EXERCISE TASK
Restate the listing that follows word for word, without its pictures.

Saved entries

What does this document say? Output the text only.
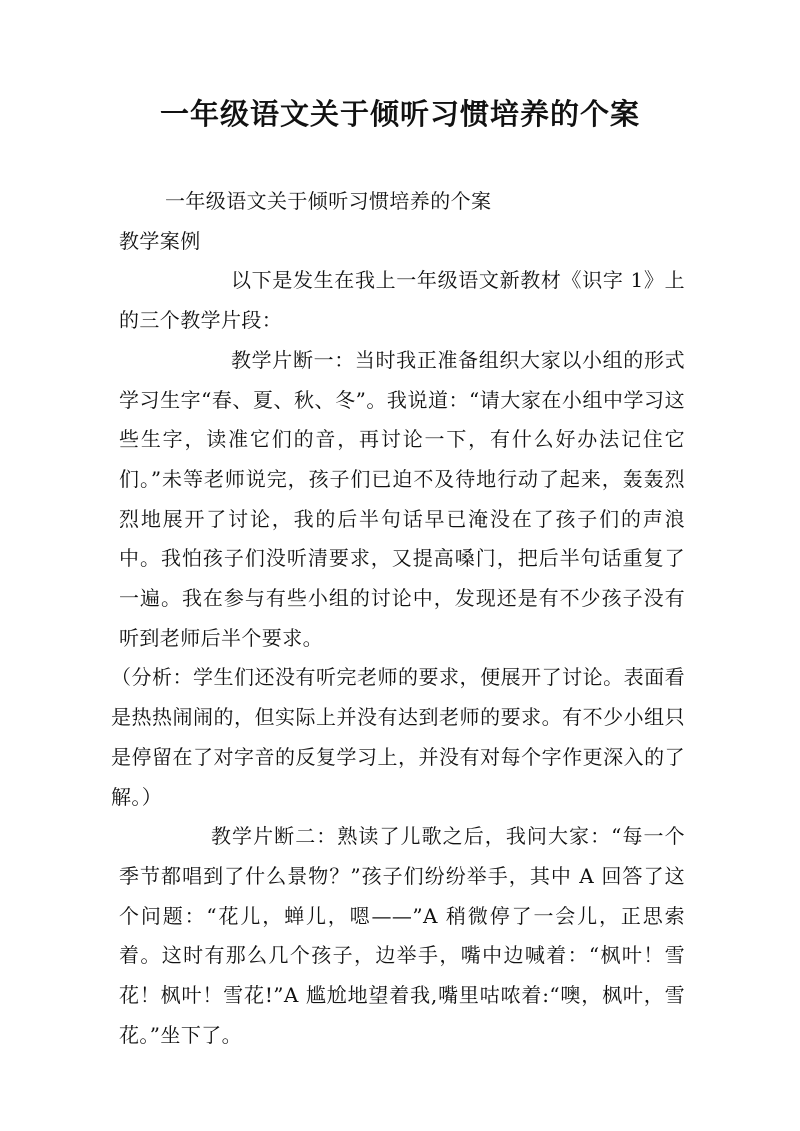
一年级语文关于倾听习惯培养的个案

一年级语文关于倾听习惯培养的个案

教学案例

以下是发生在我上一年级语文新教材《识字 1》上的三个教学片段：

教学片断一：当时我正准备组织大家以小组的形式学习生字“春、夏、秋、冬”。我说道：“请大家在小组中学习这些生字，读准它们的音，再讨论一下，有什么好办法记住它们。”未等老师说完，孩子们已迫不及待地行动了起来，轰轰烈烈地展开了讨论，我的后半句话早已淹没在了孩子们的声浪中。我怕孩子们没听清要求，又提高嗓门，把后半句话重复了一遍。我在参与有些小组的讨论中，发现还是有不少孩子没有听到老师后半个要求。

（分析：学生们还没有听完老师的要求，便展开了讨论。表面看是热热闹闹的，但实际上并没有达到老师的要求。有不少小组只是停留在了对字音的反复学习上，并没有对每个字作更深入的了解。）

教学片断二：熟读了儿歌之后，我问大家：“每一个季节都唱到了什么景物？”孩子们纷纷举手，其中 A 回答了这个问题：“花儿，蝉儿，嗯——”A 稍微停了一会儿，正思索着。这时有那么几个孩子，边举手，嘴中边喊着：“枫叶！雪花！枫叶！雪花!”A 尴尬地望着我,嘴里咕哝着:“噢，枫叶，雪花。”坐下了。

RESPONSE TO THE EXERCISE
What does this document say? Output the text only.
一年级语文关于倾听习惯培养的个案

一年级语文关于倾听习惯培养的个案

教学案例

以下是发生在我上一年级语文新教材《识字 1》上的三个教学片段：

教学片断一：当时我正准备组织大家以小组的形式学习生字“春、夏、秋、冬”。我说道：“请大家在小组中学习这些生字，读准它们的音，再讨论一下，有什么好办法记住它们。”未等老师说完，孩子们已迫不及待地行动了起来，轰轰烈烈地展开了讨论，我的后半句话早已淹没在了孩子们的声浪中。我怕孩子们没听清要求，又提高嗓门，把后半句话重复了一遍。我在参与有些小组的讨论中，发现还是有不少孩子没有听到老师后半个要求。

（分析：学生们还没有听完老师的要求，便展开了讨论。表面看是热热闹闹的，但实际上并没有达到老师的要求。有不少小组只是停留在了对字音的反复学习上，并没有对每个字作更深入的了解。）

教学片断二：熟读了儿歌之后，我问大家：“每一个季节都唱到了什么景物？”孩子们纷纷举手，其中 A 回答了这个问题：“花儿，蝉儿，嗯——”A 稍微停了一会儿，正思索着。这时有那么几个孩子，边举手，嘴中边喊着：“枫叶！雪花！枫叶！雪花!”A 尴尬地望着我,嘴里咕哝着:“噢，枫叶，雪花。”坐下了。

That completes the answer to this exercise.